WRITTEN TASK:
Skip the pictures. Copy all the rest of the records down exactly.

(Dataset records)
*-*-*

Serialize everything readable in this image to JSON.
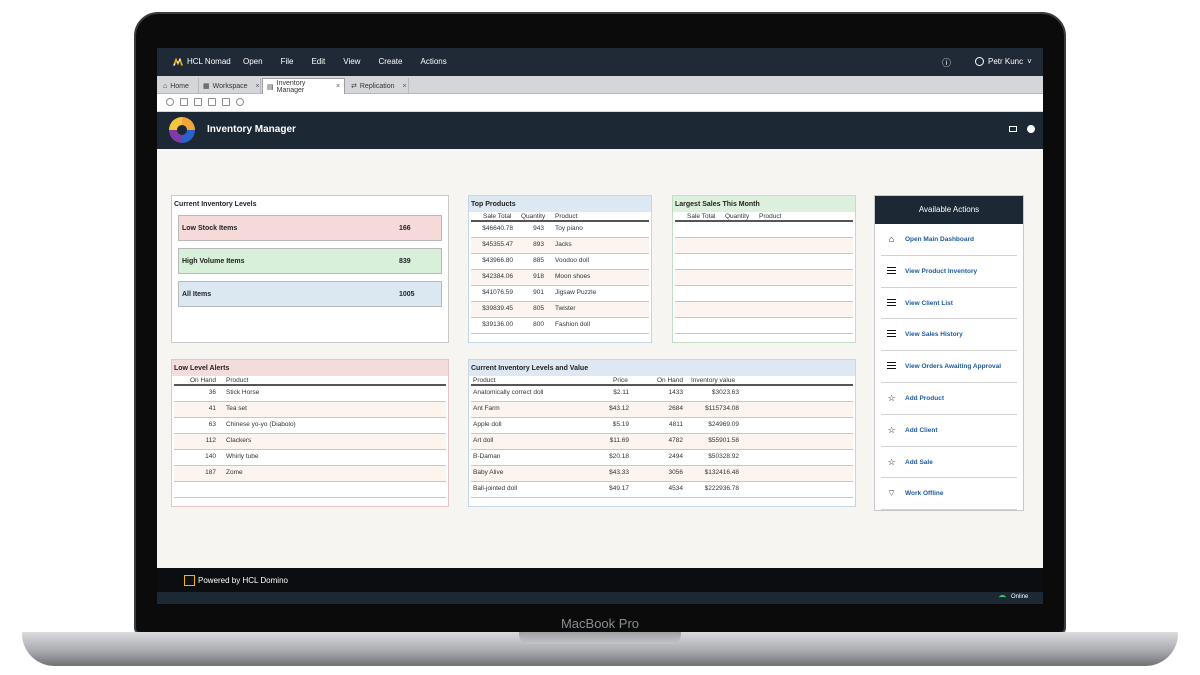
{
  "device_label": "MacBook Pro",
  "appbar": {
    "brand": "HCL Nomad",
    "menu": [
      "Open",
      "File",
      "Edit",
      "View",
      "Create",
      "Actions"
    ],
    "help": "?",
    "user": "Petr Kunc"
  },
  "tabs": [
    {
      "label": "Home"
    },
    {
      "label": "Workspace"
    },
    {
      "label": "Inventory Manager"
    },
    {
      "label": "Replication"
    }
  ],
  "app": {
    "title": "Inventory Manager"
  },
  "current_inventory": {
    "title": "Current Inventory Levels",
    "kpis": [
      {
        "label": "Low Stock Items",
        "value": "166",
        "color": "#f6dada"
      },
      {
        "label": "High Volume Items",
        "value": "839",
        "color": "#d8efd9"
      },
      {
        "label": "All Items",
        "value": "1005",
        "color": "#dbe7f1"
      }
    ]
  },
  "top_products": {
    "title": "Top Products",
    "headers": [
      "Sale Total",
      "Quantity",
      "Product"
    ],
    "rows": [
      [
        "$46640.78",
        "943",
        "Toy piano"
      ],
      [
        "$45355.47",
        "893",
        "Jacks"
      ],
      [
        "$43966.80",
        "885",
        "Voodoo doll"
      ],
      [
        "$42384.06",
        "918",
        "Moon shoes"
      ],
      [
        "$41076.59",
        "901",
        "Jigsaw Puzzle"
      ],
      [
        "$39839.45",
        "805",
        "Twister"
      ],
      [
        "$39136.00",
        "800",
        "Fashion doll"
      ]
    ]
  },
  "largest_sales": {
    "title": "Largest Sales This Month",
    "headers": [
      "Sale Total",
      "Quantity",
      "Product"
    ]
  },
  "low_alerts": {
    "title": "Low Level Alerts",
    "headers": [
      "On Hand",
      "Product"
    ],
    "rows": [
      [
        "36",
        "Stick Horse"
      ],
      [
        "41",
        "Tea set"
      ],
      [
        "63",
        "Chinese yo-yo (Diabolo)"
      ],
      [
        "112",
        "Clackers"
      ],
      [
        "140",
        "Whirly tube"
      ],
      [
        "187",
        "Zome"
      ]
    ]
  },
  "levels_value": {
    "title": "Current Inventory Levels and Value",
    "headers": [
      "Product",
      "Price",
      "On Hand",
      "Inventory value"
    ],
    "rows": [
      [
        "Anatomically correct doll",
        "$2.11",
        "1433",
        "$3023.63"
      ],
      [
        "Ant Farm",
        "$43.12",
        "2684",
        "$115734.08"
      ],
      [
        "Apple doll",
        "$5.19",
        "4811",
        "$24969.09"
      ],
      [
        "Art doll",
        "$11.69",
        "4782",
        "$55901.58"
      ],
      [
        "B-Daman",
        "$20.18",
        "2494",
        "$50328.92"
      ],
      [
        "Baby Alive",
        "$43.33",
        "3056",
        "$132416.48"
      ],
      [
        "Ball-jointed doll",
        "$49.17",
        "4534",
        "$222936.78"
      ]
    ]
  },
  "actions": {
    "title": "Available Actions",
    "items": [
      {
        "label": "Open Main Dashboard",
        "icon": "home-icon"
      },
      {
        "label": "View Product Inventory",
        "icon": "list-icon"
      },
      {
        "label": "View Client List",
        "icon": "list-icon"
      },
      {
        "label": "View Sales History",
        "icon": "list-icon"
      },
      {
        "label": "View Orders Awaiting Approval",
        "icon": "list-icon"
      },
      {
        "label": "Add Product",
        "icon": "star-icon"
      },
      {
        "label": "Add Client",
        "icon": "star-icon"
      },
      {
        "label": "Add Sale",
        "icon": "star-icon"
      },
      {
        "label": "Work Offline",
        "icon": "wifi-off-icon"
      }
    ]
  },
  "footer": {
    "powered": "Powered by HCL Domino",
    "status": "Online"
  }
}
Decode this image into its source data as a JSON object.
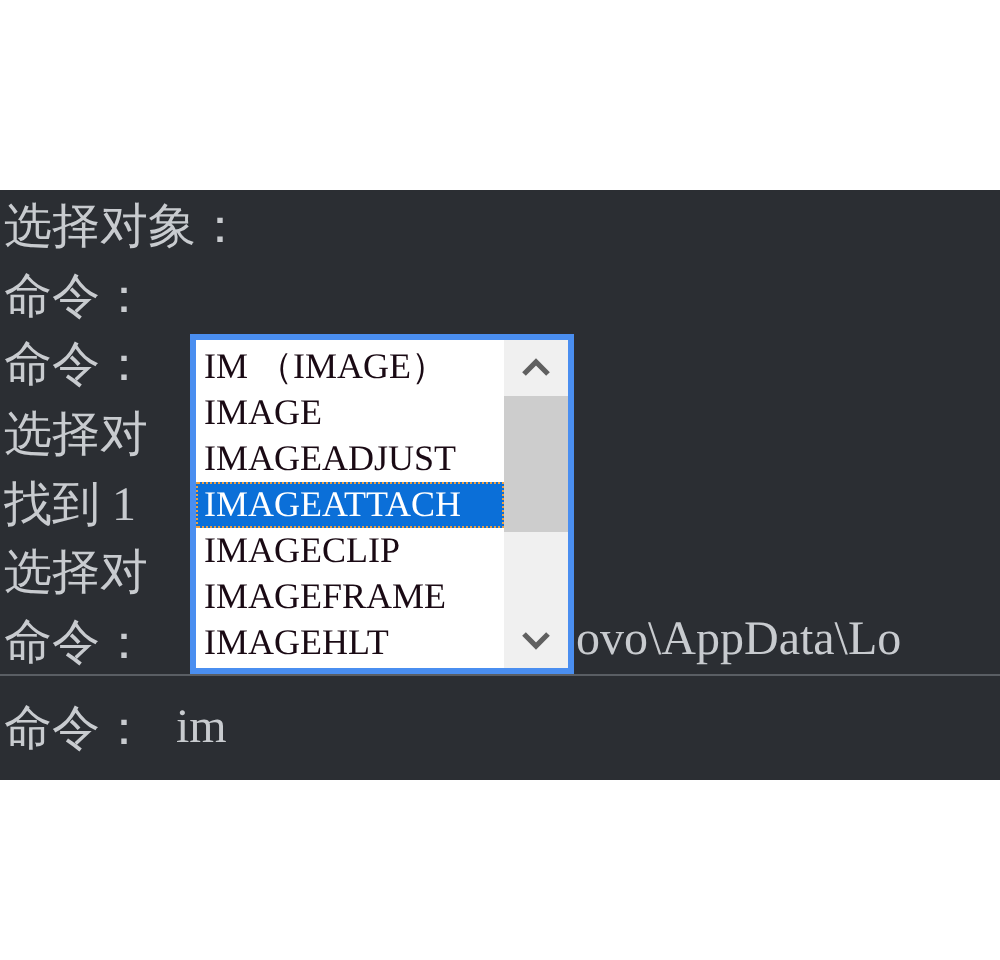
{
  "history": [
    {
      "text": "选择对象："
    },
    {
      "text": "命令："
    },
    {
      "text": "命令："
    },
    {
      "text": "选择对"
    },
    {
      "text": "找到 1"
    },
    {
      "text": "选择对"
    },
    {
      "text": "命令：",
      "tail": "ovo\\AppData\\Lo"
    }
  ],
  "autocomplete": {
    "items": [
      {
        "label": "IM （IMAGE）",
        "selected": false
      },
      {
        "label": "IMAGE",
        "selected": false
      },
      {
        "label": "IMAGEADJUST",
        "selected": false
      },
      {
        "label": "IMAGEATTACH",
        "selected": true
      },
      {
        "label": "IMAGECLIP",
        "selected": false
      },
      {
        "label": "IMAGEFRAME",
        "selected": false
      },
      {
        "label": "IMAGEHLT",
        "selected": false
      }
    ]
  },
  "command_line": {
    "prompt": "命令：",
    "value": "im"
  }
}
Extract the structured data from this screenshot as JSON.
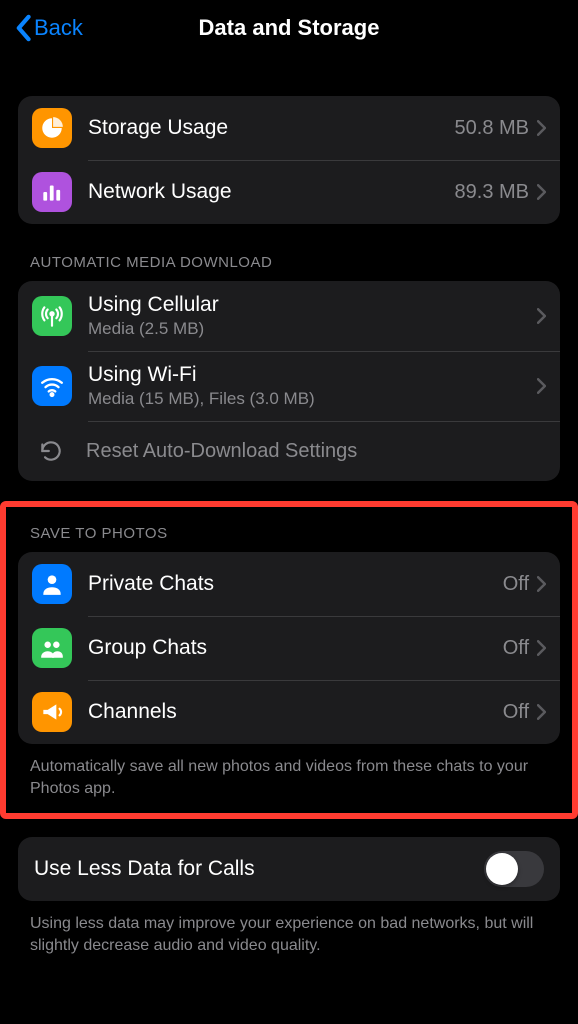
{
  "header": {
    "back_label": "Back",
    "title": "Data and Storage"
  },
  "usage": [
    {
      "label": "Storage Usage",
      "value": "50.8 MB",
      "icon": "pie",
      "color": "orange"
    },
    {
      "label": "Network Usage",
      "value": "89.3 MB",
      "icon": "bars",
      "color": "purple"
    }
  ],
  "auto_download": {
    "header": "AUTOMATIC MEDIA DOWNLOAD",
    "rows": [
      {
        "label": "Using Cellular",
        "sub": "Media (2.5 MB)",
        "icon": "antenna",
        "color": "green"
      },
      {
        "label": "Using Wi-Fi",
        "sub": "Media (15 MB), Files (3.0 MB)",
        "icon": "wifi",
        "color": "blue"
      }
    ],
    "reset_label": "Reset Auto-Download Settings"
  },
  "save_photos": {
    "header": "SAVE TO PHOTOS",
    "rows": [
      {
        "label": "Private Chats",
        "value": "Off",
        "icon": "person",
        "color": "blue"
      },
      {
        "label": "Group Chats",
        "value": "Off",
        "icon": "group",
        "color": "green"
      },
      {
        "label": "Channels",
        "value": "Off",
        "icon": "megaphone",
        "color": "orange"
      }
    ],
    "footer": "Automatically save all new photos and videos from these chats to your Photos app."
  },
  "less_data": {
    "label": "Use Less Data for Calls",
    "on": false,
    "footer": "Using less data may improve your experience on bad networks, but will slightly decrease audio and video quality."
  }
}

*-*-*

TASK SOLUTION:
Serialize everything readable in this image to JSON.
{
  "device_label": "MacBook Pro",
  "appbar": {
    "brand": "HCL Nomad",
    "menu": [
      "Open",
      "File",
      "Edit",
      "View",
      "Create",
      "Actions"
    ],
    "help": "?",
    "user": "Petr Kunc"
  },
  "tabs": [
    {
      "label": "Home"
    },
    {
      "label": "Workspace"
    },
    {
      "label": "Inventory Manager"
    },
    {
      "label": "Replication"
    }
  ],
  "app": {
    "title": "Inventory Manager"
  },
  "current_inventory": {
    "title": "Current Inventory Levels",
    "kpis": [
      {
        "label": "Low Stock Items",
        "value": "166",
        "color": "#f6dada"
      },
      {
        "label": "High Volume Items",
        "value": "839",
        "color": "#d8efd9"
      },
      {
        "label": "All Items",
        "value": "1005",
        "color": "#dbe7f1"
      }
    ]
  },
  "top_products": {
    "title": "Top Products",
    "headers": [
      "Sale Total",
      "Quantity",
      "Product"
    ],
    "rows": [
      [
        "$46640.78",
        "943",
        "Toy piano"
      ],
      [
        "$45355.47",
        "893",
        "Jacks"
      ],
      [
        "$43966.80",
        "885",
        "Voodoo doll"
      ],
      [
        "$42384.06",
        "918",
        "Moon shoes"
      ],
      [
        "$41076.59",
        "901",
        "Jigsaw Puzzle"
      ],
      [
        "$39839.45",
        "805",
        "Twister"
      ],
      [
        "$39136.00",
        "800",
        "Fashion doll"
      ]
    ]
  },
  "largest_sales": {
    "title": "Largest Sales This Month",
    "headers": [
      "Sale Total",
      "Quantity",
      "Product"
    ]
  },
  "low_alerts": {
    "title": "Low Level Alerts",
    "headers": [
      "On Hand",
      "Product"
    ],
    "rows": [
      [
        "36",
        "Stick Horse"
      ],
      [
        "41",
        "Tea set"
      ],
      [
        "63",
        "Chinese yo-yo (Diabolo)"
      ],
      [
        "112",
        "Clackers"
      ],
      [
        "140",
        "Whirly tube"
      ],
      [
        "187",
        "Zome"
      ]
    ]
  },
  "levels_value": {
    "title": "Current Inventory Levels and Value",
    "headers": [
      "Product",
      "Price",
      "On Hand",
      "Inventory value"
    ],
    "rows": [
      [
        "Anatomically correct doll",
        "$2.11",
        "1433",
        "$3023.63"
      ],
      [
        "Ant Farm",
        "$43.12",
        "2684",
        "$115734.08"
      ],
      [
        "Apple doll",
        "$5.19",
        "4811",
        "$24969.09"
      ],
      [
        "Art doll",
        "$11.69",
        "4782",
        "$55901.58"
      ],
      [
        "B-Daman",
        "$20.18",
        "2494",
        "$50328.92"
      ],
      [
        "Baby Alive",
        "$43.33",
        "3056",
        "$132416.48"
      ],
      [
        "Ball-jointed doll",
        "$49.17",
        "4534",
        "$222936.78"
      ]
    ]
  },
  "actions": {
    "title": "Available Actions",
    "items": [
      {
        "label": "Open Main Dashboard",
        "icon": "home-icon"
      },
      {
        "label": "View Product Inventory",
        "icon": "list-icon"
      },
      {
        "label": "View Client List",
        "icon": "list-icon"
      },
      {
        "label": "View Sales History",
        "icon": "list-icon"
      },
      {
        "label": "View Orders Awaiting Approval",
        "icon": "list-icon"
      },
      {
        "label": "Add Product",
        "icon": "star-icon"
      },
      {
        "label": "Add Client",
        "icon": "star-icon"
      },
      {
        "label": "Add Sale",
        "icon": "star-icon"
      },
      {
        "label": "Work Offline",
        "icon": "wifi-off-icon"
      }
    ]
  },
  "footer": {
    "powered": "Powered by HCL Domino",
    "status": "Online"
  }
}
Decode this image into its source data as a JSON object.
{
  "history": [
    {
      "text": "选择对象："
    },
    {
      "text": "命令："
    },
    {
      "text": "命令："
    },
    {
      "text": "选择对"
    },
    {
      "text": "找到 1"
    },
    {
      "text": "选择对"
    },
    {
      "text": "命令：",
      "tail": "ovo\\AppData\\Lo"
    }
  ],
  "autocomplete": {
    "items": [
      {
        "label": "IM （IMAGE）",
        "selected": false
      },
      {
        "label": "IMAGE",
        "selected": false
      },
      {
        "label": "IMAGEADJUST",
        "selected": false
      },
      {
        "label": "IMAGEATTACH",
        "selected": true
      },
      {
        "label": "IMAGECLIP",
        "selected": false
      },
      {
        "label": "IMAGEFRAME",
        "selected": false
      },
      {
        "label": "IMAGEHLT",
        "selected": false
      }
    ]
  },
  "command_line": {
    "prompt": "命令：",
    "value": "im"
  }
}
Extract the structured data from this screenshot as JSON.
{
  "header": {
    "back_label": "Back",
    "title": "Data and Storage"
  },
  "usage": [
    {
      "label": "Storage Usage",
      "value": "50.8 MB",
      "icon": "pie",
      "color": "orange"
    },
    {
      "label": "Network Usage",
      "value": "89.3 MB",
      "icon": "bars",
      "color": "purple"
    }
  ],
  "auto_download": {
    "header": "AUTOMATIC MEDIA DOWNLOAD",
    "rows": [
      {
        "label": "Using Cellular",
        "sub": "Media (2.5 MB)",
        "icon": "antenna",
        "color": "green"
      },
      {
        "label": "Using Wi-Fi",
        "sub": "Media (15 MB), Files (3.0 MB)",
        "icon": "wifi",
        "color": "blue"
      }
    ],
    "reset_label": "Reset Auto-Download Settings"
  },
  "save_photos": {
    "header": "SAVE TO PHOTOS",
    "rows": [
      {
        "label": "Private Chats",
        "value": "Off",
        "icon": "person",
        "color": "blue"
      },
      {
        "label": "Group Chats",
        "value": "Off",
        "icon": "group",
        "color": "green"
      },
      {
        "label": "Channels",
        "value": "Off",
        "icon": "megaphone",
        "color": "orange"
      }
    ],
    "footer": "Automatically save all new photos and videos from these chats to your Photos app."
  },
  "less_data": {
    "label": "Use Less Data for Calls",
    "on": false,
    "footer": "Using less data may improve your experience on bad networks, but will slightly decrease audio and video quality."
  }
}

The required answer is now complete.